**Job**
Find the lines that contain the word "функций" and copy each one.
** Start Exercise input **
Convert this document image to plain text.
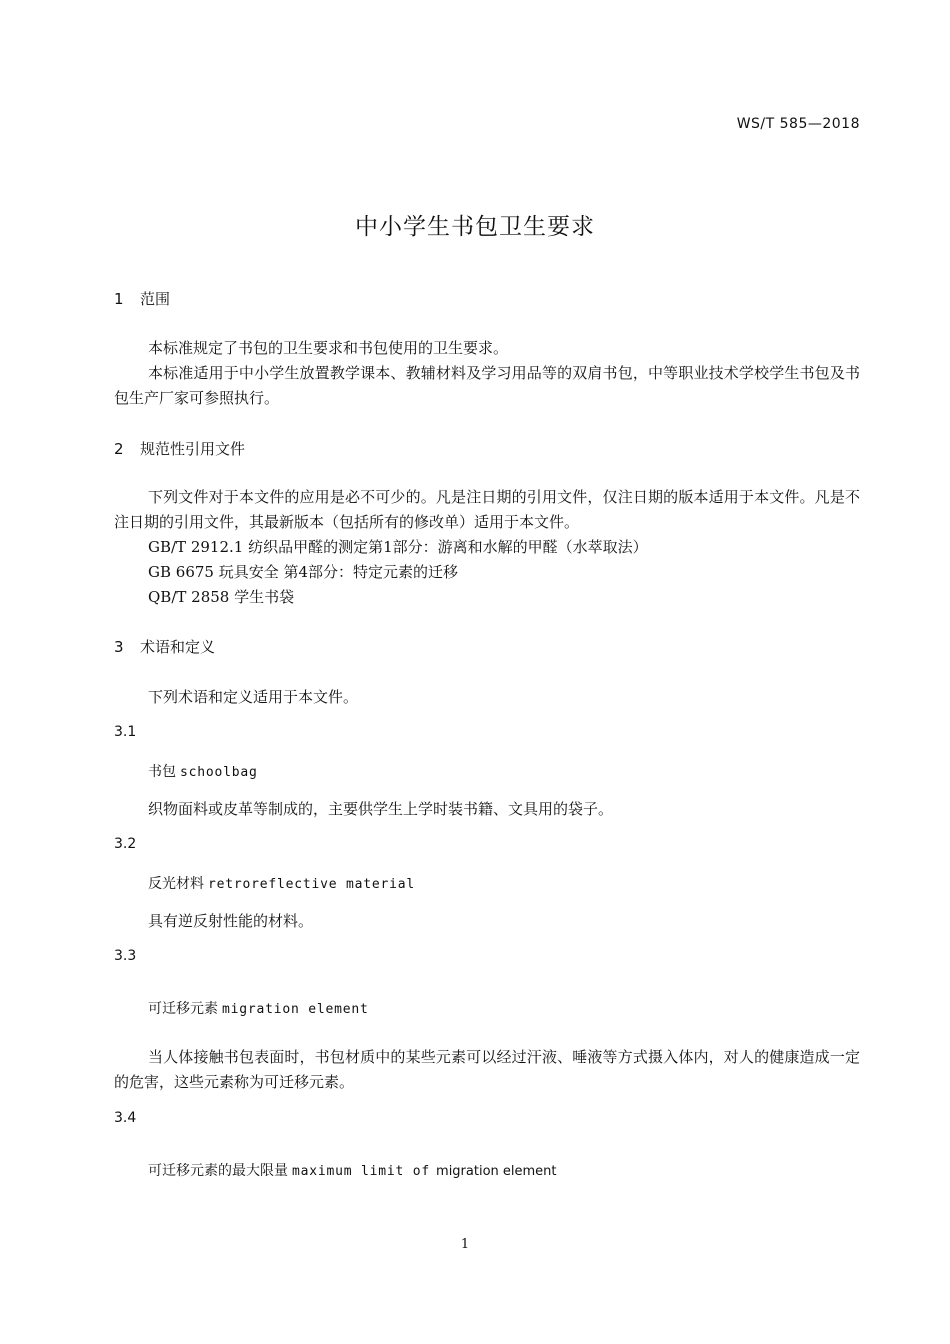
WS/T 585—2018
中小学生书包卫生要求
1 范围
本标准规定了书包的卫生要求和书包使用的卫生要求。
本标准适用于中小学生放置教学课本、教辅材料及学习用品等的双肩书包，中等职业技术学校学生书包及书包生产厂家可参照执行。
2 规范性引用文件
下列文件对于本文件的应用是必不可少的。凡是注日期的引用文件，仅注日期的版本适用于本文件。凡是不注日期的引用文件，其最新版本（包括所有的修改单）适用于本文件。
GB/T 2912.1 纺织品甲醛的测定第1部分：游离和水解的甲醛（水萃取法）
GB 6675 玩具安全 第4部分：特定元素的迁移
QB/T 2858 学生书袋
3 术语和定义
下列术语和定义适用于本文件。
3.1
书包 schoolbag
织物面料或皮革等制成的，主要供学生上学时装书籍、文具用的袋子。
3.2
反光材料 retroreflective material
具有逆反射性能的材料。
3.3
可迁移元素 migration element
当人体接触书包表面时，书包材质中的某些元素可以经过汗液、唾液等方式摄入体内，对人的健康造成一定的危害，这些元素称为可迁移元素。
3.4
可迁移元素的最大限量 maximum limit of migration element
1
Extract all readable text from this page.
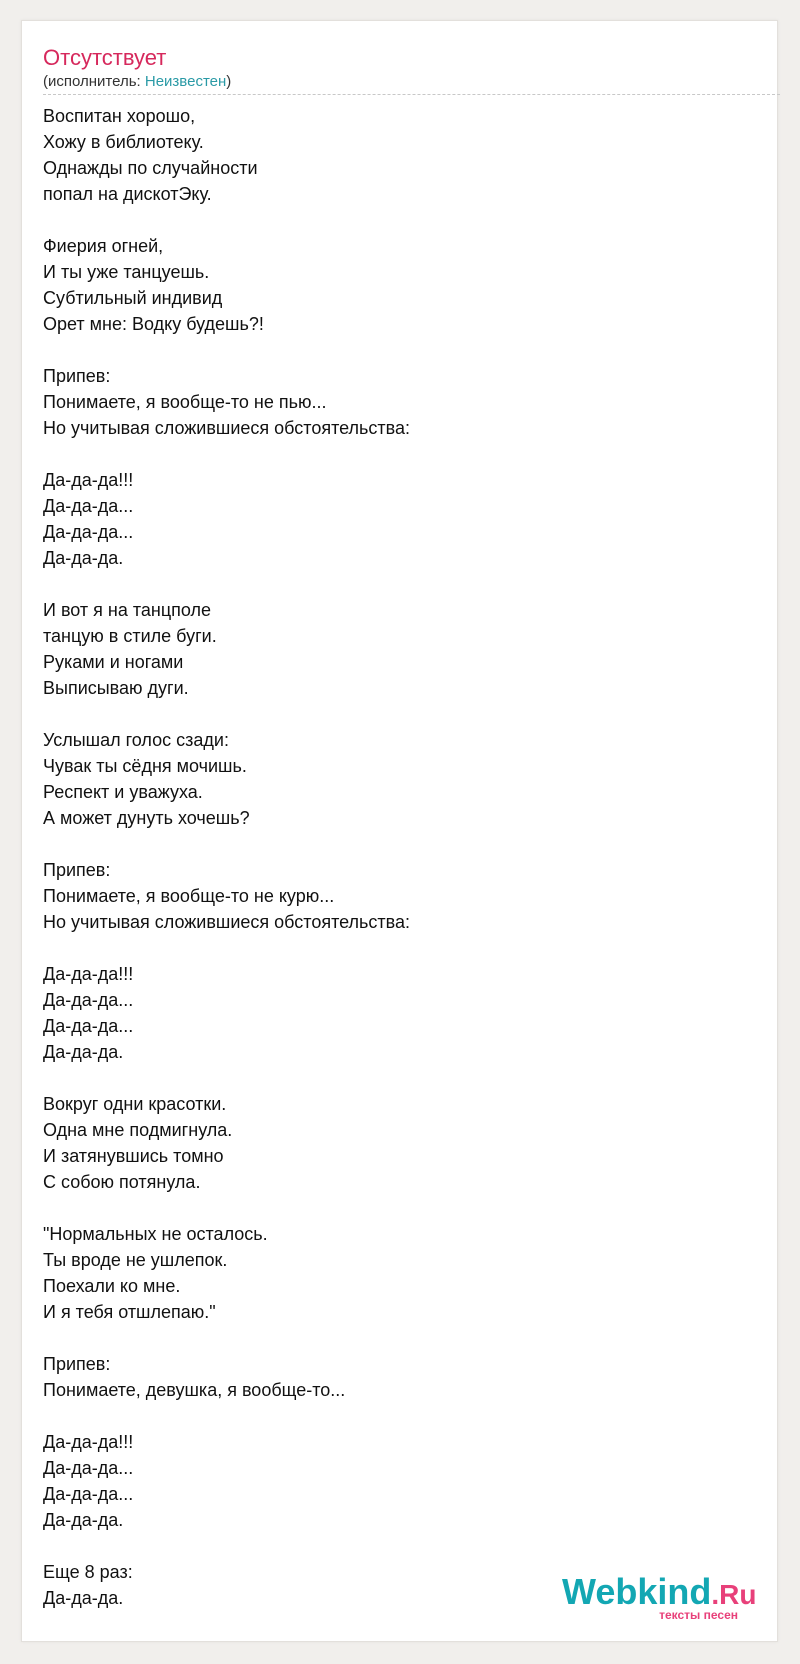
Отсутствует
(исполнитель: Неизвестен)
Воспитан хорошо,
Хожу в библиотеку.
Однажды по случайности
попал на дискотЭку.
Фиерия огней,
И ты уже танцуешь.
Субтильный индивид
Орет мне: Водку будешь?!
Припев:
Понимаете, я вообще-то не пью...
Но учитывая сложившиеся обстоятельства:
Да-да-да!!!
Да-да-да...
Да-да-да...
Да-да-да.
И вот я на танцполе
танцую в стиле буги.
Руками и ногами
Выписываю дуги.
Услышал голос сзади:
Чувак ты сёдня мочишь.
Респект и уважуха.
А может дунуть хочешь?
Припев:
Понимаете, я вообще-то не курю...
Но учитывая сложившиеся обстоятельства:
Да-да-да!!!
Да-да-да...
Да-да-да...
Да-да-да.
Вокруг одни красотки.
Одна мне подмигнула.
И затянувшись томно
С собою потянула.
"Нормальных не осталось.
Ты вроде не ушлепок.
Поехали ко мне.
И я тебя отшлепаю."
Припев:
Понимаете, девушка, я вообще-то...
Да-да-да!!!
Да-да-да...
Да-да-да...
Да-да-да.
Еще 8 раз:
Да-да-да.	Webkind.Ru
тексты песен
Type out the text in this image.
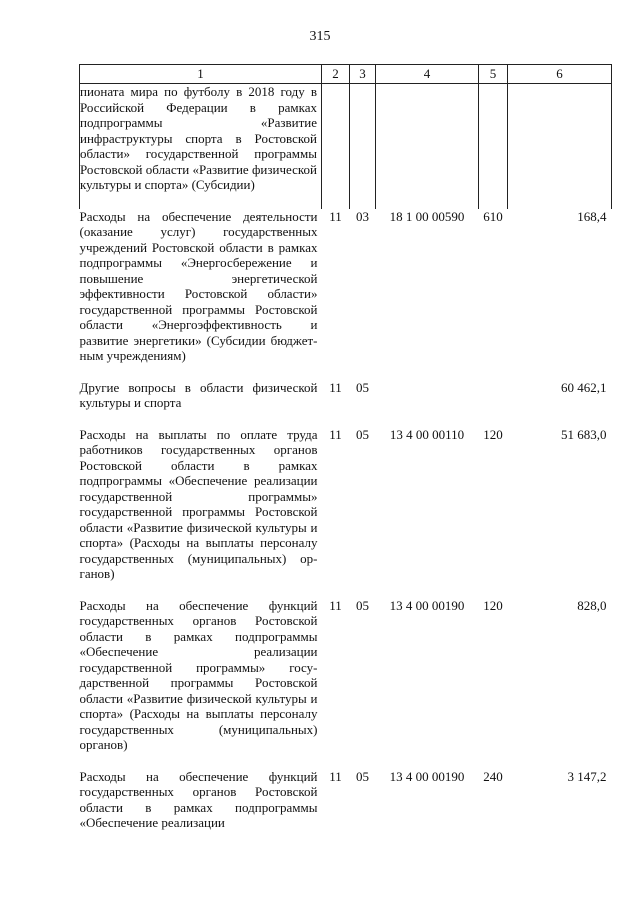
315
1	2	3	4	5	6
пионата мира по футболу в 2018 году в Российской Федерации в рамках подпрограммы «Развитие инфраструктуры спорта в Ростовской области» государственной программы Ростовской области «Развитие физической культуры и спорта» (Субсидии)					
Расходы на обеспечение деятельности (оказание услуг) государственных учреждений Ростовской области в рамках подпрограммы «Энергосбережение и повышение энергетической эффективности Ростовской области» государственной программы Ростовской области «Энергоэффективность и развитие энергетики» (Субсидии бюджетным учреждениям)	11	03	18 1 00 00590	610	168,4
Другие вопросы в области физической культуры и спорта	11	05			60 462,1
Расходы на выплаты по оплате труда работников государственных органов Ростовской области в рамках подпрограммы «Обеспечение реализации государственной программы» государственной программы Ростовской области «Развитие физической культуры и спорта» (Расходы на выплаты персоналу государственных (муниципальных) органов)	11	05	13 4 00 00110	120	51 683,0
Расходы на обеспечение функций государственных органов Ростовской области в рамках подпрограммы «Обеспечение реализации государственной программы» государственной программы Ростовской области «Развитие физической культуры и спорта» (Расходы на выплаты персоналу государственных (муниципальных) органов)	11	05	13 4 00 00190	120	828,0
Расходы на обеспечение функций государственных органов Ростовской области в рамках подпрограммы «Обеспечение реализации	11	05	13 4 00 00190	240	3 147,2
** End Exercise input **
**Full output**
Расходы на обеспечение функций государственных органов Ростовской области в рамках подпрограммы «Обеспечение реализации государственной программы» государственной программы Ростовской области «Развитие физической культуры и спорта» (Расходы на выплаты персоналу государственных (муниципальных) органов)	11	05	13 4 00 00190	120	828,0
Расходы на обеспечение функций государственных органов Ростовской области в рамках подпрограммы «Обеспечение реализации	11	05	13 4 00 00190	240	3 147,2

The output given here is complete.